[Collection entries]
— Start —

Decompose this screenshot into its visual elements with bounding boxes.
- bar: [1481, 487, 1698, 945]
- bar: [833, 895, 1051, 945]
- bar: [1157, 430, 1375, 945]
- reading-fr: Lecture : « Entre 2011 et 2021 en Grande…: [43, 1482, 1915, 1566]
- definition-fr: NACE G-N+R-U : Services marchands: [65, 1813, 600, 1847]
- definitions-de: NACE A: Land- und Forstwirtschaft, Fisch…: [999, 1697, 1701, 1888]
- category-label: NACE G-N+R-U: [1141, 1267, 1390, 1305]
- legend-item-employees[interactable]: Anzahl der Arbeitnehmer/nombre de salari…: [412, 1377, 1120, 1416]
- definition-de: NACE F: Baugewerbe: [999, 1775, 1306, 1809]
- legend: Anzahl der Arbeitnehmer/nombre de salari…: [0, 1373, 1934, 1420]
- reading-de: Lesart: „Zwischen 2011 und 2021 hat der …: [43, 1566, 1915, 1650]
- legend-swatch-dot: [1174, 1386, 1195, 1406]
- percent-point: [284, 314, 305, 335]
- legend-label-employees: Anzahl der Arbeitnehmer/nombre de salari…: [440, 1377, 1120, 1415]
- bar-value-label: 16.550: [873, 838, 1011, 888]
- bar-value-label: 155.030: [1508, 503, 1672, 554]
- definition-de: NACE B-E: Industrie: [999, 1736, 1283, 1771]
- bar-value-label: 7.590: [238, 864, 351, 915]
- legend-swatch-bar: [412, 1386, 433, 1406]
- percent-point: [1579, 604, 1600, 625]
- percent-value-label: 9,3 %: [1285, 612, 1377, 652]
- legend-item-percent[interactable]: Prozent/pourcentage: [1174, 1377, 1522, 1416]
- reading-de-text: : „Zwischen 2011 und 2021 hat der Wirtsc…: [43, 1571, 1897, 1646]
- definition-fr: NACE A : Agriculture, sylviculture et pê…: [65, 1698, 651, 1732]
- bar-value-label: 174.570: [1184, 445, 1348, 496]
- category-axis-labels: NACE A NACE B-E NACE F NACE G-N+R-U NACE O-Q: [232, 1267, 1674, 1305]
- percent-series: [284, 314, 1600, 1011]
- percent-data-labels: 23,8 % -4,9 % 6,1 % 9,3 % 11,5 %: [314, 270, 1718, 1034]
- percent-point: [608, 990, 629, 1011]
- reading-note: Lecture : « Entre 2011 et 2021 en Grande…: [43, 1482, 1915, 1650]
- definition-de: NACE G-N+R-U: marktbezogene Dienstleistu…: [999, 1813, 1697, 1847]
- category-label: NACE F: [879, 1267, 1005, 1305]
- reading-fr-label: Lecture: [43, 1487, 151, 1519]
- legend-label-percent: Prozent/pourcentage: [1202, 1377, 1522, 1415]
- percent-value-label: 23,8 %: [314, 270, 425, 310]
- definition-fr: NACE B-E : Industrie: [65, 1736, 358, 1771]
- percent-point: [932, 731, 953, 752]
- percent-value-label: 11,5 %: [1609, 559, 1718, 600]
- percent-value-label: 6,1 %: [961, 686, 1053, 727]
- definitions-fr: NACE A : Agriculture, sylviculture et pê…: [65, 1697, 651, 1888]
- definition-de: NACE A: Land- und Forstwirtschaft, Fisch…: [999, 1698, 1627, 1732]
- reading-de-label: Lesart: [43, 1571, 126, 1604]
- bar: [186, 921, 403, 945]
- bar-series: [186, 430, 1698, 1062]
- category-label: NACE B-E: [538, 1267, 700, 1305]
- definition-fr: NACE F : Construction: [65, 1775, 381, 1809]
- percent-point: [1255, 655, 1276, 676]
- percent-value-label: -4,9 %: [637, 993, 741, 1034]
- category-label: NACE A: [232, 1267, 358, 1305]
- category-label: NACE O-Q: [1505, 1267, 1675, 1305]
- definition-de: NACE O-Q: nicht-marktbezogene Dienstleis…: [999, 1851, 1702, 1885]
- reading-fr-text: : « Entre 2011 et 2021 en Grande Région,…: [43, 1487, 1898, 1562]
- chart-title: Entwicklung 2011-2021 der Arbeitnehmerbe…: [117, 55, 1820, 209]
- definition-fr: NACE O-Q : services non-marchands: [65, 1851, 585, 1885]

— End —

> **Task description**: Rewrite the entries above, changing every "percent-point" to "percent-marker" and keeping everything else the same.

> **Answer**:
Decompose this screenshot into its visual elements with bounding boxes.
- bar: [1481, 487, 1698, 945]
- bar: [833, 895, 1051, 945]
- bar: [1157, 430, 1375, 945]
- reading-fr: Lecture : « Entre 2011 et 2021 en Grande…: [43, 1482, 1915, 1566]
- definition-fr: NACE G-N+R-U : Services marchands: [65, 1813, 600, 1847]
- definitions-de: NACE A: Land- und Forstwirtschaft, Fisch…: [999, 1697, 1701, 1888]
- category-label: NACE G-N+R-U: [1141, 1267, 1390, 1305]
- legend-item-employees[interactable]: Anzahl der Arbeitnehmer/nombre de salari…: [412, 1377, 1120, 1416]
- definition-de: NACE F: Baugewerbe: [999, 1775, 1306, 1809]
- legend: Anzahl der Arbeitnehmer/nombre de salari…: [0, 1373, 1934, 1420]
- reading-de: Lesart: „Zwischen 2011 und 2021 hat der …: [43, 1566, 1915, 1650]
- legend-swatch-dot: [1174, 1386, 1195, 1406]
- percent-marker: [284, 314, 305, 335]
- legend-label-employees: Anzahl der Arbeitnehmer/nombre de salari…: [440, 1377, 1120, 1415]
- bar-value-label: 16.550: [873, 838, 1011, 888]
- bar-value-label: 155.030: [1508, 503, 1672, 554]
- definition-de: NACE B-E: Industrie: [999, 1736, 1283, 1771]
- bar-value-label: 7.590: [238, 864, 351, 915]
- legend-swatch-bar: [412, 1386, 433, 1406]
- percent-marker: [1579, 604, 1600, 625]
- percent-value-label: 9,3 %: [1285, 612, 1377, 652]
- legend-item-percent[interactable]: Prozent/pourcentage: [1174, 1377, 1522, 1416]
- reading-de-text: : „Zwischen 2011 und 2021 hat der Wirtsc…: [43, 1571, 1897, 1646]
- definition-fr: NACE A : Agriculture, sylviculture et pê…: [65, 1698, 651, 1732]
- bar-value-label: 174.570: [1184, 445, 1348, 496]
- category-axis-labels: NACE A NACE B-E NACE F NACE G-N+R-U NACE O-Q: [232, 1267, 1674, 1305]
- percent-series: [284, 314, 1600, 1011]
- percent-data-labels: 23,8 % -4,9 % 6,1 % 9,3 % 11,5 %: [314, 270, 1718, 1034]
- percent-marker: [608, 990, 629, 1011]
- reading-note: Lecture : « Entre 2011 et 2021 en Grande…: [43, 1482, 1915, 1650]
- definition-de: NACE G-N+R-U: marktbezogene Dienstleistu…: [999, 1813, 1697, 1847]
- category-label: NACE F: [879, 1267, 1005, 1305]
- reading-fr-label: Lecture: [43, 1487, 151, 1519]
- legend-label-percent: Prozent/pourcentage: [1202, 1377, 1522, 1415]
- percent-value-label: 23,8 %: [314, 270, 425, 310]
- definition-fr: NACE B-E : Industrie: [65, 1736, 358, 1771]
- percent-marker: [932, 731, 953, 752]
- percent-value-label: 11,5 %: [1609, 559, 1718, 600]
- percent-value-label: 6,1 %: [961, 686, 1053, 727]
- definitions-fr: NACE A : Agriculture, sylviculture et pê…: [65, 1697, 651, 1888]
- definition-de: NACE A: Land- und Forstwirtschaft, Fisch…: [999, 1698, 1627, 1732]
- reading-de-label: Lesart: [43, 1571, 126, 1604]
- bar: [186, 921, 403, 945]
- bar-series: [186, 430, 1698, 1062]
- category-label: NACE B-E: [538, 1267, 700, 1305]
- definition-fr: NACE F : Construction: [65, 1775, 381, 1809]
- percent-marker: [1255, 655, 1276, 676]
- percent-value-label: -4,9 %: [637, 993, 741, 1034]
- category-label: NACE A: [232, 1267, 358, 1305]
- category-label: NACE O-Q: [1505, 1267, 1675, 1305]
- definition-de: NACE O-Q: nicht-marktbezogene Dienstleis…: [999, 1851, 1702, 1885]
- reading-fr-text: : « Entre 2011 et 2021 en Grande Région,…: [43, 1487, 1898, 1562]
- chart-title: Entwicklung 2011-2021 der Arbeitnehmerbe…: [117, 55, 1820, 209]
- definition-fr: NACE O-Q : services non-marchands: [65, 1851, 585, 1885]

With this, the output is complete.